-- START OF Record list --

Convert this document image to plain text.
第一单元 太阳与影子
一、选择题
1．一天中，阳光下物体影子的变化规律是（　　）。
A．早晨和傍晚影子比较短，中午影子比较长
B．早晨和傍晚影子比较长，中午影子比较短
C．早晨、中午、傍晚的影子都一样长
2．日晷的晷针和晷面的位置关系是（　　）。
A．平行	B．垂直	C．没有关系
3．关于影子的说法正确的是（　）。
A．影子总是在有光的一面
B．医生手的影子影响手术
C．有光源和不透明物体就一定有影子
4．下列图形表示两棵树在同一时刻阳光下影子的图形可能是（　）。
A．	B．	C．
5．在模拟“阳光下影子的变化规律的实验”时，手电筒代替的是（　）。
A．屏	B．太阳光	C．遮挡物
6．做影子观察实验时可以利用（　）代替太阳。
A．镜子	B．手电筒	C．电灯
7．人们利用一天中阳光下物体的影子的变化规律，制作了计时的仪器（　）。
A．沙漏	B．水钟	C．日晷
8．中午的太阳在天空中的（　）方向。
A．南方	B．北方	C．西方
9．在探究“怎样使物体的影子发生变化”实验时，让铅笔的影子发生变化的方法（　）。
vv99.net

-- END OF Record list --

# [Aim of the exercise]
Copy all the lines, exactly.

# [Result of the task]
Convert this document image to plain text.
第一单元 太阳与影子
一、选择题
1．一天中，阳光下物体影子的变化规律是（　　）。
A．早晨和傍晚影子比较短，中午影子比较长
B．早晨和傍晚影子比较长，中午影子比较短
C．早晨、中午、傍晚的影子都一样长
2．日晷的晷针和晷面的位置关系是（　　）。
A．平行	B．垂直	C．没有关系
3．关于影子的说法正确的是（　）。
A．影子总是在有光的一面
B．医生手的影子影响手术
C．有光源和不透明物体就一定有影子
4．下列图形表示两棵树在同一时刻阳光下影子的图形可能是（　）。
A．	B．	C．
5．在模拟“阳光下影子的变化规律的实验”时，手电筒代替的是（　）。
A．屏	B．太阳光	C．遮挡物
6．做影子观察实验时可以利用（　）代替太阳。
A．镜子	B．手电筒	C．电灯
7．人们利用一天中阳光下物体的影子的变化规律，制作了计时的仪器（　）。
A．沙漏	B．水钟	C．日晷
8．中午的太阳在天空中的（　）方向。
A．南方	B．北方	C．西方
9．在探究“怎样使物体的影子发生变化”实验时，让铅笔的影子发生变化的方法（　）。
vv99.net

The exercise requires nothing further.